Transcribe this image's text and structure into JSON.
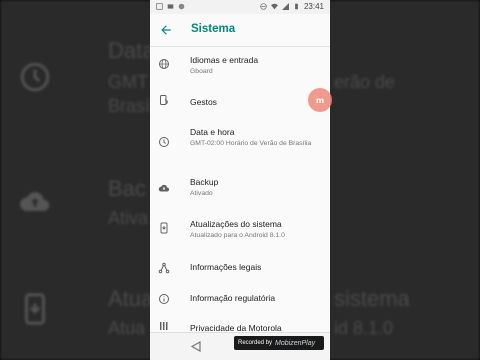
{
  "status_bar": {
    "time": "23:41"
  },
  "app_bar": {
    "title": "Sistema"
  },
  "items": [
    {
      "icon": "globe-icon",
      "title": "Idiomas e entrada",
      "subtitle": "Gboard"
    },
    {
      "icon": "gestures-icon",
      "title": "Gestos",
      "subtitle": ""
    },
    {
      "icon": "clock-icon",
      "title": "Data e hora",
      "subtitle": "GMT-02:00 Horário de Verão de Brasília"
    },
    {
      "icon": "cloud-upload-icon",
      "title": "Backup",
      "subtitle": "Ativado"
    },
    {
      "icon": "system-update-icon",
      "title": "Atualizações do sistema",
      "subtitle": "Atualizado para o Android 8.1.0"
    },
    {
      "icon": "share-tree-icon",
      "title": "Informações legais",
      "subtitle": ""
    },
    {
      "icon": "info-icon",
      "title": "Informação regulatória",
      "subtitle": ""
    },
    {
      "icon": "grid-icon",
      "title": "Privacidade da Motorola",
      "subtitle": ""
    }
  ],
  "background": {
    "rows": [
      {
        "title": "Data",
        "subtitle": "GMT",
        "subtitle_right": "erão de",
        "subtitle2": "Brasíl"
      },
      {
        "title": "Bac",
        "subtitle": "Ativa"
      },
      {
        "title": "Atua",
        "title_right": "sistema",
        "subtitle": "Atua",
        "subtitle_right": "id 8.1.0"
      }
    ]
  },
  "recorder_badge": {
    "prefix": "Recorded by",
    "brand": "MobizenPlay"
  },
  "floating_button": {
    "label": "m"
  },
  "colors": {
    "accent": "#00897b",
    "bubble": "#ef8a7a"
  }
}
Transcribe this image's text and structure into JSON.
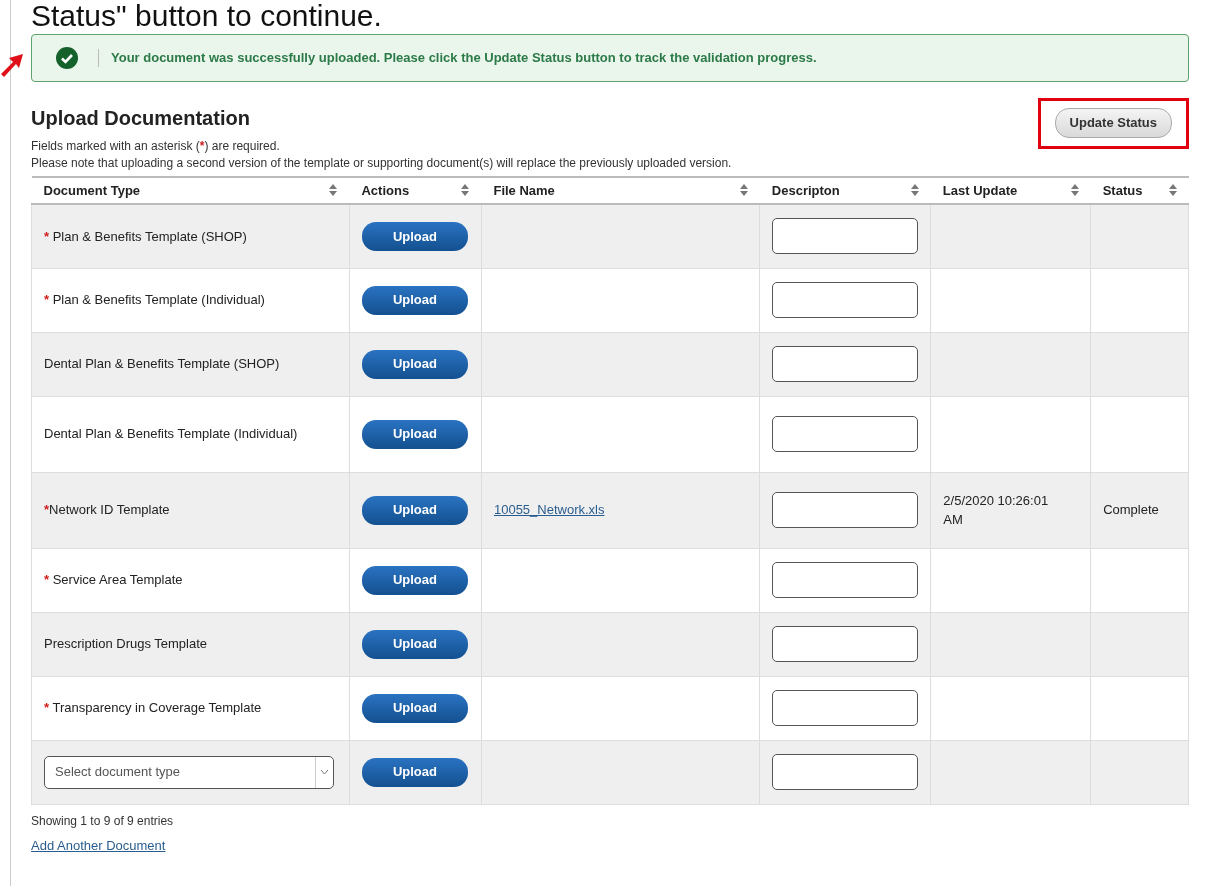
{
  "instruction_tail": "Status\" button to continue.",
  "alert": {
    "message": "Your document was successfully uploaded. Please click the Update Status button to track the validation progress."
  },
  "section": {
    "title": "Upload Documentation",
    "required_note": {
      "before": "Fields marked with an asterisk (",
      "mark": "*",
      "after": ") are required."
    },
    "note": "Please note that uploading a second version of the template or supporting document(s) will replace the previously uploaded version.",
    "update_button": "Update Status",
    "update_highlighted": true
  },
  "table": {
    "columns": [
      "Document Type",
      "Actions",
      "File Name",
      "Descripton",
      "Last Update",
      "Status"
    ],
    "rows": [
      {
        "kind": "text",
        "required_mark": "*",
        "document_type": "Plan & Benefits Template (SHOP)",
        "action": "Upload"
      },
      {
        "kind": "text",
        "required_mark": "*",
        "document_type": "Plan & Benefits Template (Individual)",
        "action": "Upload"
      },
      {
        "kind": "text",
        "document_type": "Dental Plan & Benefits Template (SHOP)",
        "action": "Upload"
      },
      {
        "kind": "text",
        "document_type": "Dental Plan & Benefits Template (Individual)",
        "action": "Upload"
      },
      {
        "kind": "text",
        "required_mark": "*",
        "document_type": "Network ID Template",
        "action": "Upload",
        "file_name": "10055_Network.xls",
        "last_update": "2/5/2020 10:26:01 AM",
        "status": "Complete"
      },
      {
        "kind": "text",
        "required_mark": "*",
        "document_type": "Service Area Template",
        "action": "Upload"
      },
      {
        "kind": "text",
        "document_type": "Prescription Drugs Template",
        "action": "Upload"
      },
      {
        "kind": "text",
        "required_mark": "*",
        "document_type": "Transparency in Coverage Template",
        "action": "Upload"
      },
      {
        "kind": "select",
        "placeholder": "Select document type",
        "action": "Upload"
      }
    ]
  },
  "summary": "Showing 1 to 9 of 9 entries",
  "add_link": "Add Another Document"
}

________________________

Using the material above, return every line exactly as it appears, minus the pictures.

▶ TASK SOLUTION
Transcribe this image's text and structure into JSON.
{
  "status_bar": {
    "time": "23:41"
  },
  "app_bar": {
    "title": "Sistema"
  },
  "items": [
    {
      "icon": "globe-icon",
      "title": "Idiomas e entrada",
      "subtitle": "Gboard"
    },
    {
      "icon": "gestures-icon",
      "title": "Gestos",
      "subtitle": ""
    },
    {
      "icon": "clock-icon",
      "title": "Data e hora",
      "subtitle": "GMT-02:00 Horário de Verão de Brasília"
    },
    {
      "icon": "cloud-upload-icon",
      "title": "Backup",
      "subtitle": "Ativado"
    },
    {
      "icon": "system-update-icon",
      "title": "Atualizações do sistema",
      "subtitle": "Atualizado para o Android 8.1.0"
    },
    {
      "icon": "share-tree-icon",
      "title": "Informações legais",
      "subtitle": ""
    },
    {
      "icon": "info-icon",
      "title": "Informação regulatória",
      "subtitle": ""
    },
    {
      "icon": "grid-icon",
      "title": "Privacidade da Motorola",
      "subtitle": ""
    }
  ],
  "background": {
    "rows": [
      {
        "title": "Data",
        "subtitle": "GMT",
        "subtitle_right": "erão de",
        "subtitle2": "Brasíl"
      },
      {
        "title": "Bac",
        "subtitle": "Ativa"
      },
      {
        "title": "Atua",
        "title_right": "sistema",
        "subtitle": "Atua",
        "subtitle_right": "id 8.1.0"
      }
    ]
  },
  "recorder_badge": {
    "prefix": "Recorded by",
    "brand": "MobizenPlay"
  },
  "floating_button": {
    "label": "m"
  },
  "colors": {
    "accent": "#00897b",
    "bubble": "#ef8a7a"
  }
}
Transcribe this image's text and structure into JSON.
{
  "instruction_tail": "Status\" button to continue.",
  "alert": {
    "message": "Your document was successfully uploaded. Please click the Update Status button to track the validation progress."
  },
  "section": {
    "title": "Upload Documentation",
    "required_note": {
      "before": "Fields marked with an asterisk (",
      "mark": "*",
      "after": ") are required."
    },
    "note": "Please note that uploading a second version of the template or supporting document(s) will replace the previously uploaded version.",
    "update_button": "Update Status",
    "update_highlighted": true
  },
  "table": {
    "columns": [
      "Document Type",
      "Actions",
      "File Name",
      "Descripton",
      "Last Update",
      "Status"
    ],
    "rows": [
      {
        "kind": "text",
        "required_mark": "*",
        "document_type": "Plan & Benefits Template (SHOP)",
        "action": "Upload"
      },
      {
        "kind": "text",
        "required_mark": "*",
        "document_type": "Plan & Benefits Template (Individual)",
        "action": "Upload"
      },
      {
        "kind": "text",
        "document_type": "Dental Plan & Benefits Template (SHOP)",
        "action": "Upload"
      },
      {
        "kind": "text",
        "document_type": "Dental Plan & Benefits Template (Individual)",
        "action": "Upload"
      },
      {
        "kind": "text",
        "required_mark": "*",
        "document_type": "Network ID Template",
        "action": "Upload",
        "file_name": "10055_Network.xls",
        "last_update": "2/5/2020 10:26:01 AM",
        "status": "Complete"
      },
      {
        "kind": "text",
        "required_mark": "*",
        "document_type": "Service Area Template",
        "action": "Upload"
      },
      {
        "kind": "text",
        "document_type": "Prescription Drugs Template",
        "action": "Upload"
      },
      {
        "kind": "text",
        "required_mark": "*",
        "document_type": "Transparency in Coverage Template",
        "action": "Upload"
      },
      {
        "kind": "select",
        "placeholder": "Select document type",
        "action": "Upload"
      }
    ]
  },
  "summary": "Showing 1 to 9 of 9 entries",
  "add_link": "Add Another Document"
}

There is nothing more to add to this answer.